[Data excerpts]
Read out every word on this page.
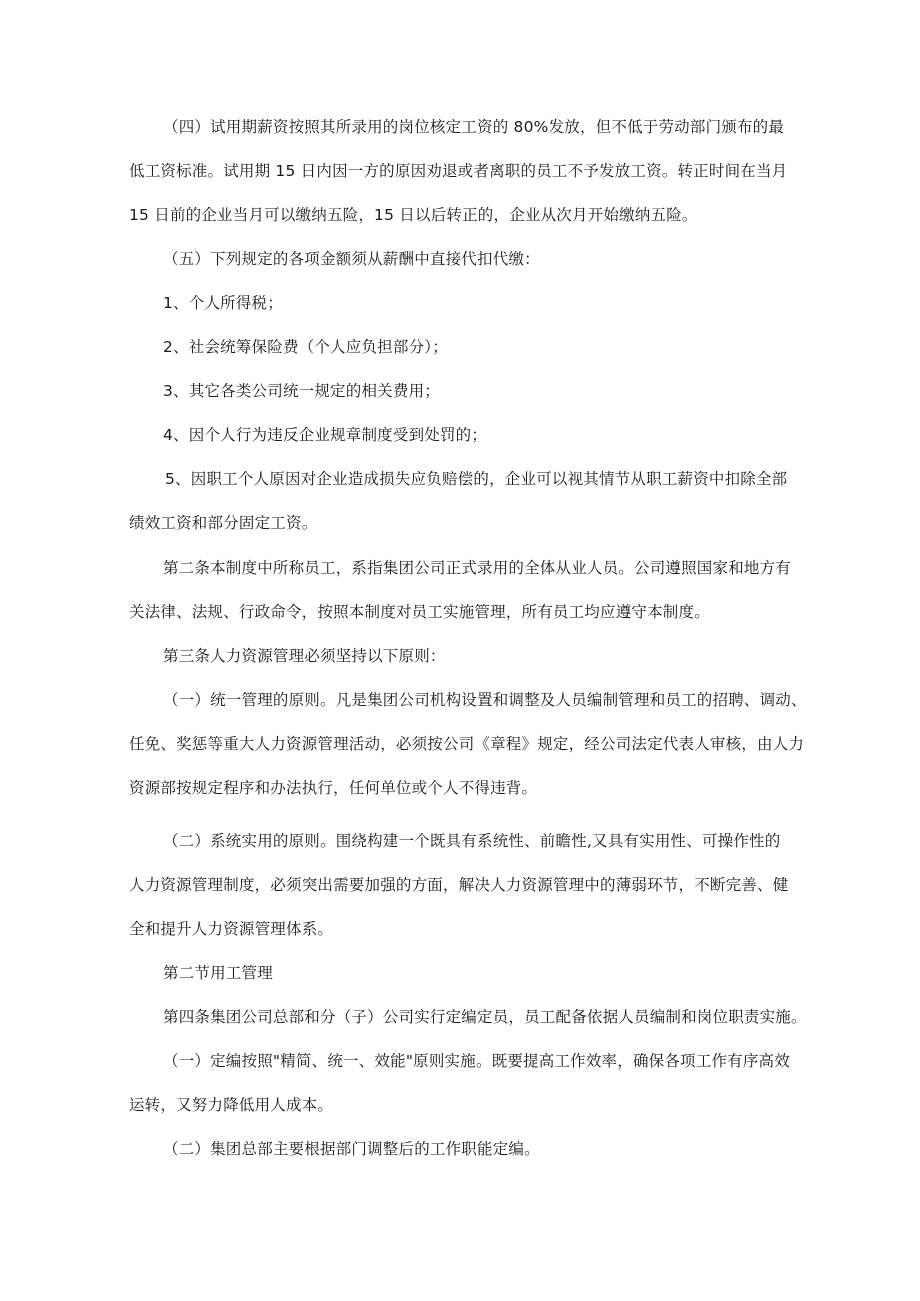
（四）试用期薪资按照其所录用的岗位核定工资的 80%发放，但不低于劳动部门颁布的最

低工资标准。试用期 15 日内因一方的原因劝退或者离职的员工不予发放工资。转正时间在当月

15 日前的企业当月可以缴纳五险，15 日以后转正的，企业从次月开始缴纳五险。

（五）下列规定的各项金额须从薪酬中直接代扣代缴：

1、个人所得税；

2、社会统筹保险费（个人应负担部分）；

3、其它各类公司统一规定的相关费用；

4、因个人行为违反企业规章制度受到处罚的；

5、因职工个人原因对企业造成损失应负赔偿的，企业可以视其情节从职工薪资中扣除全部

绩效工资和部分固定工资。

第二条本制度中所称员工，系指集团公司正式录用的全体从业人员。公司遵照国家和地方有

关法律、法规、行政命令，按照本制度对员工实施管理，所有员工均应遵守本制度。

第三条人力资源管理必须坚持以下原则：

（一）统一管理的原则。凡是集团公司机构设置和调整及人员编制管理和员工的招聘、调动、

任免、奖惩等重大人力资源管理活动，必须按公司《章程》规定，经公司法定代表人审核，由人力

资源部按规定程序和办法执行，任何单位或个人不得违背。

（二）系统实用的原则。围绕构建一个既具有系统性、前瞻性,又具有实用性、可操作性的

人力资源管理制度，必须突出需要加强的方面，解决人力资源管理中的薄弱环节，不断完善、健

全和提升人力资源管理体系。

第二节用工管理

第四条集团公司总部和分（子）公司实行定编定员，员工配备依据人员编制和岗位职责实施。

（一）定编按照"精简、统一、效能"原则实施。既要提高工作效率，确保各项工作有序高效

运转，又努力降低用人成本。

（二）集团总部主要根据部门调整后的工作职能定编。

REQUIRED TASK: Without the pictures, print the whole listing exactly as given.

RIGHT ANSWER:
Read out every word on this page.
（四）试用期薪资按照其所录用的岗位核定工资的 80%发放，但不低于劳动部门颁布的最

低工资标准。试用期 15 日内因一方的原因劝退或者离职的员工不予发放工资。转正时间在当月

15 日前的企业当月可以缴纳五险，15 日以后转正的，企业从次月开始缴纳五险。

（五）下列规定的各项金额须从薪酬中直接代扣代缴：

1、个人所得税；

2、社会统筹保险费（个人应负担部分）；

3、其它各类公司统一规定的相关费用；

4、因个人行为违反企业规章制度受到处罚的；

5、因职工个人原因对企业造成损失应负赔偿的，企业可以视其情节从职工薪资中扣除全部

绩效工资和部分固定工资。

第二条本制度中所称员工，系指集团公司正式录用的全体从业人员。公司遵照国家和地方有

关法律、法规、行政命令，按照本制度对员工实施管理，所有员工均应遵守本制度。

第三条人力资源管理必须坚持以下原则：

（一）统一管理的原则。凡是集团公司机构设置和调整及人员编制管理和员工的招聘、调动、

任免、奖惩等重大人力资源管理活动，必须按公司《章程》规定，经公司法定代表人审核，由人力

资源部按规定程序和办法执行，任何单位或个人不得违背。

（二）系统实用的原则。围绕构建一个既具有系统性、前瞻性,又具有实用性、可操作性的

人力资源管理制度，必须突出需要加强的方面，解决人力资源管理中的薄弱环节，不断完善、健

全和提升人力资源管理体系。

第二节用工管理

第四条集团公司总部和分（子）公司实行定编定员，员工配备依据人员编制和岗位职责实施。

（一）定编按照"精简、统一、效能"原则实施。既要提高工作效率，确保各项工作有序高效

运转，又努力降低用人成本。

（二）集团总部主要根据部门调整后的工作职能定编。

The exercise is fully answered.